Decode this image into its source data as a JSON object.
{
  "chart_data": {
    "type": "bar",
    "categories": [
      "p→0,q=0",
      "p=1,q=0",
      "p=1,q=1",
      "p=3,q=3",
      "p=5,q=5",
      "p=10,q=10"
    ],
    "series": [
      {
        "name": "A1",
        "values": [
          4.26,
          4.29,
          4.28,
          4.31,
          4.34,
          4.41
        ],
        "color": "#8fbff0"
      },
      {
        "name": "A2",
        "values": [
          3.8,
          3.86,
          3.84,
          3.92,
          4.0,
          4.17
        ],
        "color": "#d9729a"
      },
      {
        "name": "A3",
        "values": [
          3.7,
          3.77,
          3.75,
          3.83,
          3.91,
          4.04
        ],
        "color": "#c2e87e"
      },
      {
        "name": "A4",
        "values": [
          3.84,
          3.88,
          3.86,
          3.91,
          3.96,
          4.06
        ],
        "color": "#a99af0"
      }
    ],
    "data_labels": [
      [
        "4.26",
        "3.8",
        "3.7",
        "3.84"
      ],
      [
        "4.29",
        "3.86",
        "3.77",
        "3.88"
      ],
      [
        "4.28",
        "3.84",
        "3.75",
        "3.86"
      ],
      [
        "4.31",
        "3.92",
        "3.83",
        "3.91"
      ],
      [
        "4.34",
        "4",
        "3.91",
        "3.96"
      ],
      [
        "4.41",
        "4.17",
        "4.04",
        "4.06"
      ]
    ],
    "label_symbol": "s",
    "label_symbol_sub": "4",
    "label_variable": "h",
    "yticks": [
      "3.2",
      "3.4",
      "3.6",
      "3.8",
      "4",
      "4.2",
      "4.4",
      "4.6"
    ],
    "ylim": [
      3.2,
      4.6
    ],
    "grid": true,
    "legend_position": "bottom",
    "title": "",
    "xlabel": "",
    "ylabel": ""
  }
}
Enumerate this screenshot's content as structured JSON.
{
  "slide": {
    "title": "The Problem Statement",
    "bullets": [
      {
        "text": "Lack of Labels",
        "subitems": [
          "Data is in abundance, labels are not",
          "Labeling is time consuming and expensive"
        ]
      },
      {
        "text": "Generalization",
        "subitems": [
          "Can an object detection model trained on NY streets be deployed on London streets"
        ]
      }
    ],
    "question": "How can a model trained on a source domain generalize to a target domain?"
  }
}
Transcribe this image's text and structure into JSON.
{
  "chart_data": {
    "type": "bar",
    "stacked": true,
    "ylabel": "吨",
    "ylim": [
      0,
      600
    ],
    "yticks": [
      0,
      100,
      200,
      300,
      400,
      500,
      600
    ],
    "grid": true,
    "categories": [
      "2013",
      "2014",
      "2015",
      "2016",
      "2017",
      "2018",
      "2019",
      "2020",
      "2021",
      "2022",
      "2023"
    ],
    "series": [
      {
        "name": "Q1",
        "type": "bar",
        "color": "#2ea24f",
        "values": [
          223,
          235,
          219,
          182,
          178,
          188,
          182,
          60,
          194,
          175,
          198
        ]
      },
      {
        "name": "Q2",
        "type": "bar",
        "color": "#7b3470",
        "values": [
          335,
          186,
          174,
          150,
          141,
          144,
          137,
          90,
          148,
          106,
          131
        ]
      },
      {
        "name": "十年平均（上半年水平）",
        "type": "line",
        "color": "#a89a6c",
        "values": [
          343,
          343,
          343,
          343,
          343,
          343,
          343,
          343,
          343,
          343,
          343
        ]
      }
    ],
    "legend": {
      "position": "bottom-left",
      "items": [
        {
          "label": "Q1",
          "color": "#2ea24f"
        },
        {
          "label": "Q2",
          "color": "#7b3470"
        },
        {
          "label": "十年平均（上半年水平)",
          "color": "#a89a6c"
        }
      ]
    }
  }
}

Your task
Tally the lines above that contain the word "name", and reply with only the number.

Output for this exercise
7